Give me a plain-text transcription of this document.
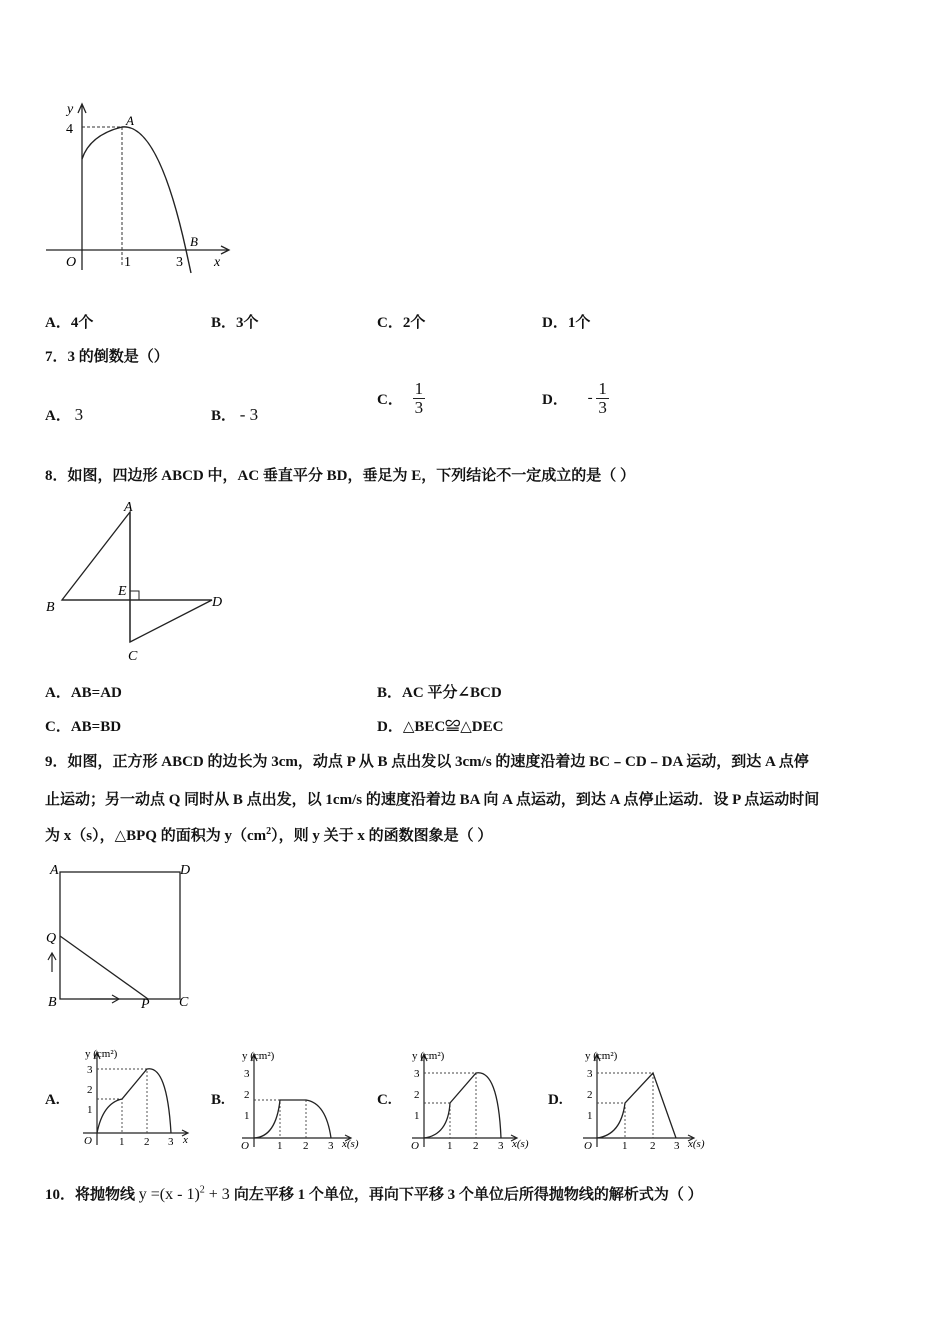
y
4
A
B
O	1	3 x
A．4个	B．3个	C．2个	D．1个
7．3 的倒数是（）
A． 3	B． - 3
C． $\frac{1}{3}$	D． - $\frac{1}{3}$
8．如图，四边形 ABCD 中，AC 垂直平分 BD，垂足为 E，下列结论不一定成立的是（ ）
A
B	D
C
E
A．AB=AD	B．AC 平分∠BCD
C．AB=BD	D．△BEC≌△DEC
9．如图，正方形 ABCD 的边长为 3cm，动点 P 从 B 点出发以 3cm/s 的速度沿着边 BC﹣CD﹣DA 运动，到达 A 点停
止运动；另一动点 Q 同时从 B 点出发，以 1cm/s 的速度沿着边 BA 向 A 点运动，到达 A 点停止运动．设 P 点运动时间
为 x（s），△BPQ 的面积为 $y(cm^2)$，则 y 关于 x 的函数图象是（ ）
A	D
Q
B	P C
A.
y (cm²)
3
2
1
O 1 2 3 x
B.
y (cm²)
3
2
1
O	1 2 3 x(s)
C.
y (cm²)
3
2
1
O	1 2 3 x(s)
D.
y (cm²)
3
2
1
O	1 2 3 x(s)
10．将抛物线 y =(x - 1)$^2$ + 3 向左平移 1 个单位，再向下平移 3 个单位后所得抛物线的解析式为（ ）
——————————
▶ [What this task involves]
Would you return the data exactly as written, without the pictures?

▶ [Result of the exercise]
Give me a plain-text transcription of this document.
y
4
A
B
O	1	3 x
A．4个	B．3个	C．2个	D．1个
7．3 的倒数是（）
A． 3	B． - 3
C． $\frac{1}{3}$	D． - $\frac{1}{3}$
8．如图，四边形 ABCD 中，AC 垂直平分 BD，垂足为 E，下列结论不一定成立的是（ ）
A
B	D
C
E
A．AB=AD	B．AC 平分∠BCD
C．AB=BD	D．△BEC≌△DEC
9．如图，正方形 ABCD 的边长为 3cm，动点 P 从 B 点出发以 3cm/s 的速度沿着边 BC﹣CD﹣DA 运动，到达 A 点停
止运动；另一动点 Q 同时从 B 点出发，以 1cm/s 的速度沿着边 BA 向 A 点运动，到达 A 点停止运动．设 P 点运动时间
为 x（s），△BPQ 的面积为 $y(cm^2)$，则 y 关于 x 的函数图象是（ ）
A	D
Q
B	P C
A.
y (cm²)
3
2
1
O 1 2 3 x
B.
y (cm²)
3
2
1
O	1 2 3 x(s)
C.
y (cm²)
3
2
1
O	1 2 3 x(s)
D.
y (cm²)
3
2
1
O	1 2 3 x(s)
10．将抛物线 y =(x - 1)$^2$ + 3 向左平移 1 个单位，再向下平移 3 个单位后所得抛物线的解析式为（ ）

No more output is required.